Source records
## Begin
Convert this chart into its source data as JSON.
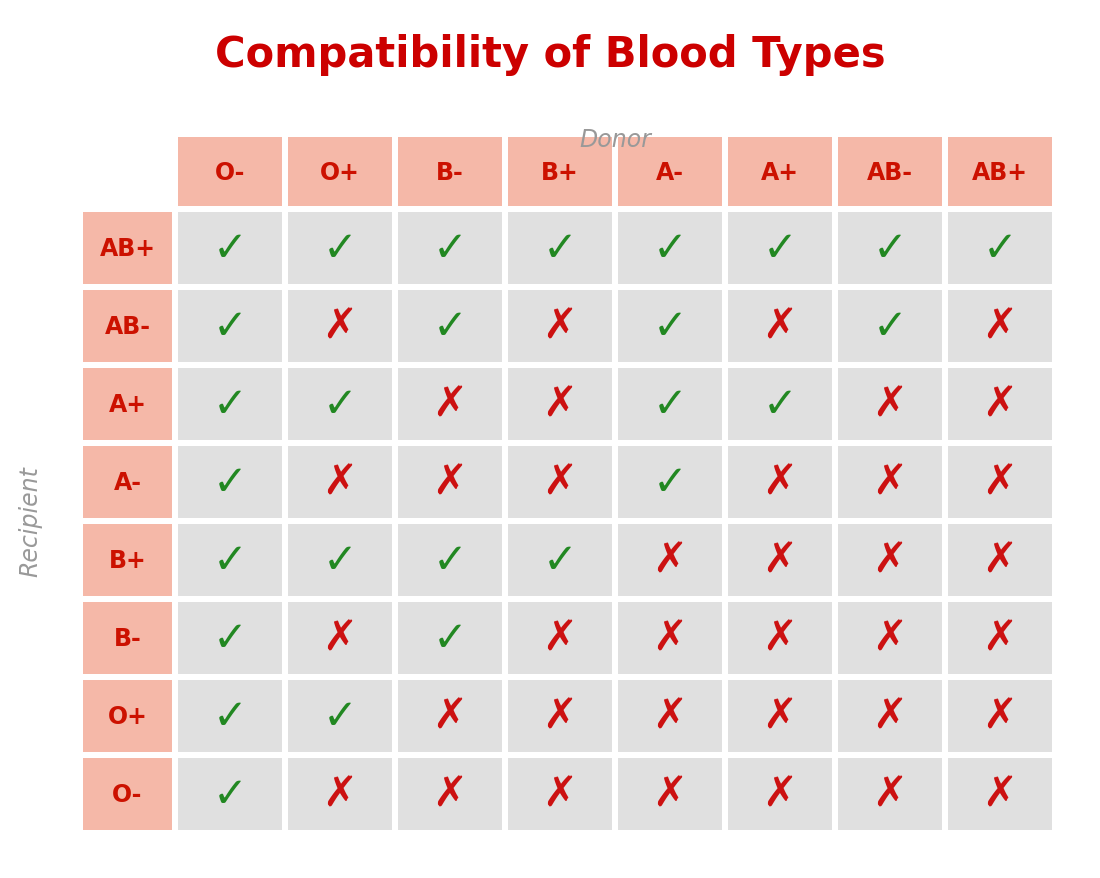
{
  "title": "Compatibility of Blood Types",
  "title_color": "#cc0000",
  "title_fontsize": 30,
  "donor_label": "Donor",
  "donor_label_color": "#999999",
  "recipient_label": "Recipient",
  "recipient_label_color": "#999999",
  "donor_types": [
    "O-",
    "O+",
    "B-",
    "B+",
    "A-",
    "A+",
    "AB-",
    "AB+"
  ],
  "recipient_types": [
    "AB+",
    "AB-",
    "A+",
    "A-",
    "B+",
    "B-",
    "O+",
    "O-"
  ],
  "header_bg": "#f5b8a8",
  "header_text_color": "#cc1100",
  "row_label_bg": "#f5b8a8",
  "cell_bg": "#e0e0e0",
  "check_color": "#228822",
  "cross_color": "#cc1111",
  "background_color": "#ffffff",
  "compatibility": [
    [
      1,
      1,
      1,
      1,
      1,
      1,
      1,
      1
    ],
    [
      1,
      0,
      1,
      0,
      1,
      0,
      1,
      0
    ],
    [
      1,
      1,
      0,
      0,
      1,
      1,
      0,
      0
    ],
    [
      1,
      0,
      0,
      0,
      1,
      0,
      0,
      0
    ],
    [
      1,
      1,
      1,
      1,
      0,
      0,
      0,
      0
    ],
    [
      1,
      0,
      1,
      0,
      0,
      0,
      0,
      0
    ],
    [
      1,
      1,
      0,
      0,
      0,
      0,
      0,
      0
    ],
    [
      1,
      0,
      0,
      0,
      0,
      0,
      0,
      0
    ]
  ],
  "check_symbol": "✓",
  "cross_symbol": "✗",
  "donor_label_fontsize": 17,
  "recipient_label_fontsize": 17,
  "header_fontsize": 17,
  "symbol_fontsize": 30
}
## End
### WRITTEN TASK
Reproduce each line of the records exactly, and omit every picture.

### EXERCISE RESPONSE
Convert this chart into its source data as JSON.
{
  "title": "Compatibility of Blood Types",
  "title_color": "#cc0000",
  "title_fontsize": 30,
  "donor_label": "Donor",
  "donor_label_color": "#999999",
  "recipient_label": "Recipient",
  "recipient_label_color": "#999999",
  "donor_types": [
    "O-",
    "O+",
    "B-",
    "B+",
    "A-",
    "A+",
    "AB-",
    "AB+"
  ],
  "recipient_types": [
    "AB+",
    "AB-",
    "A+",
    "A-",
    "B+",
    "B-",
    "O+",
    "O-"
  ],
  "header_bg": "#f5b8a8",
  "header_text_color": "#cc1100",
  "row_label_bg": "#f5b8a8",
  "cell_bg": "#e0e0e0",
  "check_color": "#228822",
  "cross_color": "#cc1111",
  "background_color": "#ffffff",
  "compatibility": [
    [
      1,
      1,
      1,
      1,
      1,
      1,
      1,
      1
    ],
    [
      1,
      0,
      1,
      0,
      1,
      0,
      1,
      0
    ],
    [
      1,
      1,
      0,
      0,
      1,
      1,
      0,
      0
    ],
    [
      1,
      0,
      0,
      0,
      1,
      0,
      0,
      0
    ],
    [
      1,
      1,
      1,
      1,
      0,
      0,
      0,
      0
    ],
    [
      1,
      0,
      1,
      0,
      0,
      0,
      0,
      0
    ],
    [
      1,
      1,
      0,
      0,
      0,
      0,
      0,
      0
    ],
    [
      1,
      0,
      0,
      0,
      0,
      0,
      0,
      0
    ]
  ],
  "check_symbol": "✓",
  "cross_symbol": "✗",
  "donor_label_fontsize": 17,
  "recipient_label_fontsize": 17,
  "header_fontsize": 17,
  "symbol_fontsize": 30
}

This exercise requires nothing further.